Restate the whole listing exactly.

- [SUPPLIED RECORDS]:
begin

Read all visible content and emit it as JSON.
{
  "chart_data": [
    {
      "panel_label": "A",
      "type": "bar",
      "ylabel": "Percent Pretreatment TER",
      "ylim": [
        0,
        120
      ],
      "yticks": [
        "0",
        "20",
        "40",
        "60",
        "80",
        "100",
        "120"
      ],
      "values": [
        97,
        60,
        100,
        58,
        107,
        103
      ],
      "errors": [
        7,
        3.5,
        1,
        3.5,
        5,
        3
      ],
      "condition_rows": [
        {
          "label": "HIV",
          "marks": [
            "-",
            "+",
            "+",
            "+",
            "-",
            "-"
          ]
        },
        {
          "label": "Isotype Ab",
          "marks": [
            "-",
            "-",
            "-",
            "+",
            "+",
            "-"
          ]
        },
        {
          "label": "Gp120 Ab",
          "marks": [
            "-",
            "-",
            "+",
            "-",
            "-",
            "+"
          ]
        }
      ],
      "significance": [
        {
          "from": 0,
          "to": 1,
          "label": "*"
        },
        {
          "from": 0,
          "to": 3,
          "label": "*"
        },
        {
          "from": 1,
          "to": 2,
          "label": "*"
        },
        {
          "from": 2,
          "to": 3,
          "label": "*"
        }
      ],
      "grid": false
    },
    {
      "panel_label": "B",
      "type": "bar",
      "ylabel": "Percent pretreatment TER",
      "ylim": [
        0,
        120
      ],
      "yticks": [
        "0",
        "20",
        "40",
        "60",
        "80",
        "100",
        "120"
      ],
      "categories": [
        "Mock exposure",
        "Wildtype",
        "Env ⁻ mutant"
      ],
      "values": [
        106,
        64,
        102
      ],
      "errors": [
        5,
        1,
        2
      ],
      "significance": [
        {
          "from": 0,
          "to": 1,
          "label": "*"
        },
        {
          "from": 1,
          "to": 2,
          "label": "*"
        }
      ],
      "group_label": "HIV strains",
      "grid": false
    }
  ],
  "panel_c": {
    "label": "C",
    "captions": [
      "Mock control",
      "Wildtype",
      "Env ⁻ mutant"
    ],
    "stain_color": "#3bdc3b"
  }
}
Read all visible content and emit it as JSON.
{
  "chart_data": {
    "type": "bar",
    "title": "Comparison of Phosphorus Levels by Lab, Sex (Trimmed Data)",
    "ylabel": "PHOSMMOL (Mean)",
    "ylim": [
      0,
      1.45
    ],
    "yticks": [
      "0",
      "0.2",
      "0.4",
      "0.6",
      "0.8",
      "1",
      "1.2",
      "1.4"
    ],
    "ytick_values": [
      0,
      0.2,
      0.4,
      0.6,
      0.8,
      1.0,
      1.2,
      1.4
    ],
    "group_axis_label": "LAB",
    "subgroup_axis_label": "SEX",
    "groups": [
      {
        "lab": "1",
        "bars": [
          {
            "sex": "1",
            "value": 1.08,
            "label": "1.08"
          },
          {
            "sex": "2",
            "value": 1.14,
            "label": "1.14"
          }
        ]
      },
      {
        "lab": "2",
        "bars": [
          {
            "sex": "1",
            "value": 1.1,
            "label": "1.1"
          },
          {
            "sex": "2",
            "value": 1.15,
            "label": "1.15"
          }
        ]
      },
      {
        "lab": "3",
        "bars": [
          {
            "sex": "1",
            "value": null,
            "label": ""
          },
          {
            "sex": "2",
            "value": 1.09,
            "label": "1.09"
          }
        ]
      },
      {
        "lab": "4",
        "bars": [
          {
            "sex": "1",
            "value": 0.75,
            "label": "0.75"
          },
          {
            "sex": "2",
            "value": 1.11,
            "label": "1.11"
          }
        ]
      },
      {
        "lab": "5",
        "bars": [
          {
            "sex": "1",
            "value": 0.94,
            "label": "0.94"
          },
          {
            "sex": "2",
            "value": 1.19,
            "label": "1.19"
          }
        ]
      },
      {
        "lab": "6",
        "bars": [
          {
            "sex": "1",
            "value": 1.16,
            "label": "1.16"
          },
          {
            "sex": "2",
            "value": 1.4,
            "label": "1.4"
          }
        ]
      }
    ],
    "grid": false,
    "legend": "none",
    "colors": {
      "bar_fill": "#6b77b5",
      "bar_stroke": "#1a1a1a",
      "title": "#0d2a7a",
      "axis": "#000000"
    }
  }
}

end

- [PROBLEM SOLUTION]:
Read all visible content and emit it as JSON.
{
  "chart_data": [
    {
      "panel_label": "A",
      "type": "bar",
      "ylabel": "Percent Pretreatment TER",
      "ylim": [
        0,
        120
      ],
      "yticks": [
        "0",
        "20",
        "40",
        "60",
        "80",
        "100",
        "120"
      ],
      "values": [
        97,
        60,
        100,
        58,
        107,
        103
      ],
      "errors": [
        7,
        3.5,
        1,
        3.5,
        5,
        3
      ],
      "condition_rows": [
        {
          "label": "HIV",
          "marks": [
            "-",
            "+",
            "+",
            "+",
            "-",
            "-"
          ]
        },
        {
          "label": "Isotype Ab",
          "marks": [
            "-",
            "-",
            "-",
            "+",
            "+",
            "-"
          ]
        },
        {
          "label": "Gp120 Ab",
          "marks": [
            "-",
            "-",
            "+",
            "-",
            "-",
            "+"
          ]
        }
      ],
      "significance": [
        {
          "from": 0,
          "to": 1,
          "label": "*"
        },
        {
          "from": 0,
          "to": 3,
          "label": "*"
        },
        {
          "from": 1,
          "to": 2,
          "label": "*"
        },
        {
          "from": 2,
          "to": 3,
          "label": "*"
        }
      ],
      "grid": false
    },
    {
      "panel_label": "B",
      "type": "bar",
      "ylabel": "Percent pretreatment TER",
      "ylim": [
        0,
        120
      ],
      "yticks": [
        "0",
        "20",
        "40",
        "60",
        "80",
        "100",
        "120"
      ],
      "categories": [
        "Mock exposure",
        "Wildtype",
        "Env ⁻ mutant"
      ],
      "values": [
        106,
        64,
        102
      ],
      "errors": [
        5,
        1,
        2
      ],
      "significance": [
        {
          "from": 0,
          "to": 1,
          "label": "*"
        },
        {
          "from": 1,
          "to": 2,
          "label": "*"
        }
      ],
      "group_label": "HIV strains",
      "grid": false
    }
  ],
  "panel_c": {
    "label": "C",
    "captions": [
      "Mock control",
      "Wildtype",
      "Env ⁻ mutant"
    ],
    "stain_color": "#3bdc3b"
  }
}
Read all visible content and emit it as JSON.
{
  "chart_data": {
    "type": "bar",
    "title": "Comparison of Phosphorus Levels by Lab, Sex (Trimmed Data)",
    "ylabel": "PHOSMMOL (Mean)",
    "ylim": [
      0,
      1.45
    ],
    "yticks": [
      "0",
      "0.2",
      "0.4",
      "0.6",
      "0.8",
      "1",
      "1.2",
      "1.4"
    ],
    "ytick_values": [
      0,
      0.2,
      0.4,
      0.6,
      0.8,
      1.0,
      1.2,
      1.4
    ],
    "group_axis_label": "LAB",
    "subgroup_axis_label": "SEX",
    "groups": [
      {
        "lab": "1",
        "bars": [
          {
            "sex": "1",
            "value": 1.08,
            "label": "1.08"
          },
          {
            "sex": "2",
            "value": 1.14,
            "label": "1.14"
          }
        ]
      },
      {
        "lab": "2",
        "bars": [
          {
            "sex": "1",
            "value": 1.1,
            "label": "1.1"
          },
          {
            "sex": "2",
            "value": 1.15,
            "label": "1.15"
          }
        ]
      },
      {
        "lab": "3",
        "bars": [
          {
            "sex": "1",
            "value": null,
            "label": ""
          },
          {
            "sex": "2",
            "value": 1.09,
            "label": "1.09"
          }
        ]
      },
      {
        "lab": "4",
        "bars": [
          {
            "sex": "1",
            "value": 0.75,
            "label": "0.75"
          },
          {
            "sex": "2",
            "value": 1.11,
            "label": "1.11"
          }
        ]
      },
      {
        "lab": "5",
        "bars": [
          {
            "sex": "1",
            "value": 0.94,
            "label": "0.94"
          },
          {
            "sex": "2",
            "value": 1.19,
            "label": "1.19"
          }
        ]
      },
      {
        "lab": "6",
        "bars": [
          {
            "sex": "1",
            "value": 1.16,
            "label": "1.16"
          },
          {
            "sex": "2",
            "value": 1.4,
            "label": "1.4"
          }
        ]
      }
    ],
    "grid": false,
    "legend": "none",
    "colors": {
      "bar_fill": "#6b77b5",
      "bar_stroke": "#1a1a1a",
      "title": "#0d2a7a",
      "axis": "#000000"
    }
  }
}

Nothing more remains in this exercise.